■ Requirement: Without the pictures, copy all the entries below exactly.

■ Extracted records:

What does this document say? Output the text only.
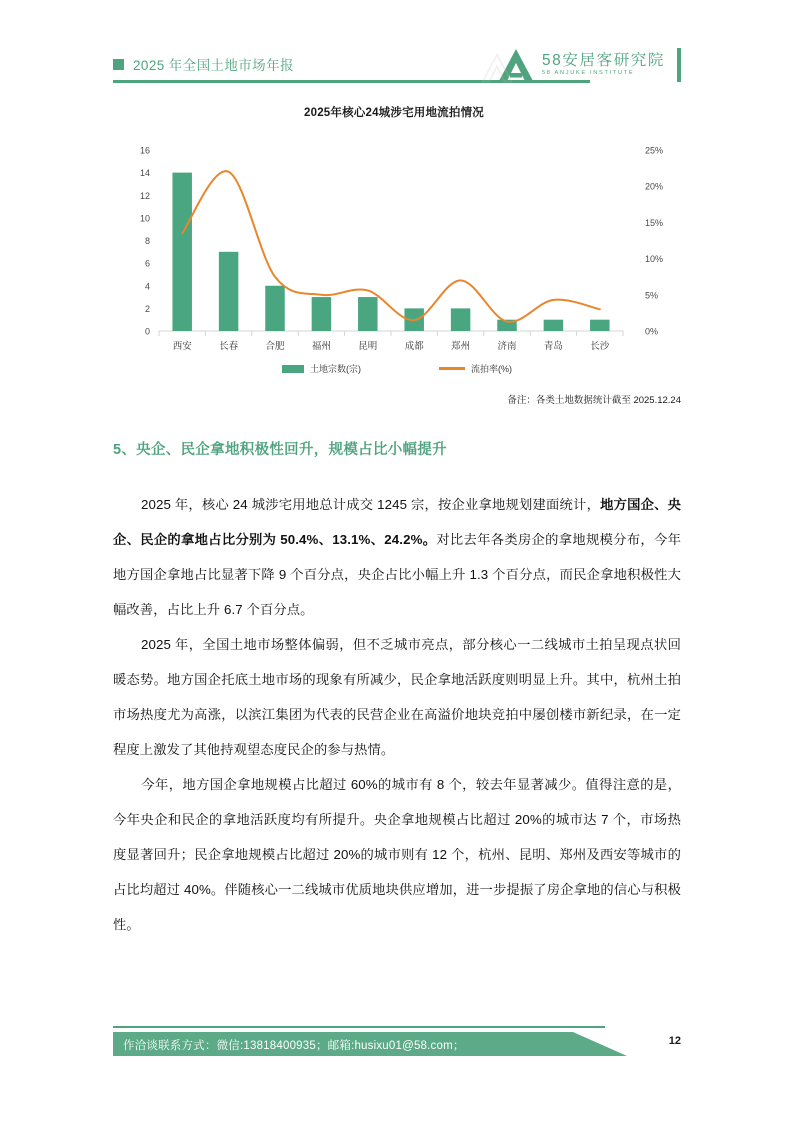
2025 年全国土地市场年报	58安居客研究院
58 ANJUKE INSTITUTE
2025年核心24城涉宅用地流拍情况
0
2
4
6
8
10
12
14
16
0%
5%
10%
15%
20%
25%
西安	长春	合肥	福州	昆明	成都	郑州	济南	青岛	长沙
土地宗数(宗)	流拍率(%)
备注：各类土地数据统计截至 2025.12.24
5、央企、民企拿地积极性回升，规模占比小幅提升

2025 年，核心 24 城涉宅用地总计成交 1245 宗，按企业拿地规划建面统计，地方国企、央企、民企的拿地占比分别为 50.4%、13.1%、24.2%。对比去年各类房企的拿地规模分布，今年地方国企拿地占比显著下降 9 个百分点，央企占比小幅上升 1.3 个百分点，而民企拿地积极性大幅改善，占比上升 6.7 个百分点。

2025 年，全国土地市场整体偏弱，但不乏城市亮点，部分核心一二线城市土拍呈现点状回暖态势。地方国企托底土地市场的现象有所减少，民企拿地活跃度则明显上升。其中，杭州土拍市场热度尤为高涨，以滨江集团为代表的民营企业在高溢价地块竞拍中屡创楼市新纪录，在一定程度上激发了其他持观望态度民企的参与热情。

今年，地方国企拿地规模占比超过 60%的城市有 8 个，较去年显著减少。值得注意的是，今年央企和民企的拿地活跃度均有所提升。央企拿地规模占比超过 20%的城市达 7 个，市场热度显著回升；民企拿地规模占比超过 20%的城市则有 12 个，杭州、昆明、郑州及西安等城市的占比均超过 40%。伴随核心一二线城市优质地块供应增加，进一步提振了房企拿地的信心与积极性。

作洽谈联系方式：微信:13818400935；邮箱:husixu01@58.com；	12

■ Reply:
What does this document say? Output the text only.
2025 年全国土地市场年报	58安居客研究院
58 ANJUKE INSTITUTE
2025年核心24城涉宅用地流拍情况
0
2
4
6
8
10
12
14
16
0%
5%
10%
15%
20%
25%
西安	长春	合肥	福州	昆明	成都	郑州	济南	青岛	长沙
土地宗数(宗)	流拍率(%)
备注：各类土地数据统计截至 2025.12.24
5、央企、民企拿地积极性回升，规模占比小幅提升

2025 年，核心 24 城涉宅用地总计成交 1245 宗，按企业拿地规划建面统计，地方国企、央企、民企的拿地占比分别为 50.4%、13.1%、24.2%。对比去年各类房企的拿地规模分布，今年地方国企拿地占比显著下降 9 个百分点，央企占比小幅上升 1.3 个百分点，而民企拿地积极性大幅改善，占比上升 6.7 个百分点。

2025 年，全国土地市场整体偏弱，但不乏城市亮点，部分核心一二线城市土拍呈现点状回暖态势。地方国企托底土地市场的现象有所减少，民企拿地活跃度则明显上升。其中，杭州土拍市场热度尤为高涨，以滨江集团为代表的民营企业在高溢价地块竞拍中屡创楼市新纪录，在一定程度上激发了其他持观望态度民企的参与热情。

今年，地方国企拿地规模占比超过 60%的城市有 8 个，较去年显著减少。值得注意的是，今年央企和民企的拿地活跃度均有所提升。央企拿地规模占比超过 20%的城市达 7 个，市场热度显著回升；民企拿地规模占比超过 20%的城市则有 12 个，杭州、昆明、郑州及西安等城市的占比均超过 40%。伴随核心一二线城市优质地块供应增加，进一步提振了房企拿地的信心与积极性。

作洽谈联系方式：微信:13818400935；邮箱:husixu01@58.com；	12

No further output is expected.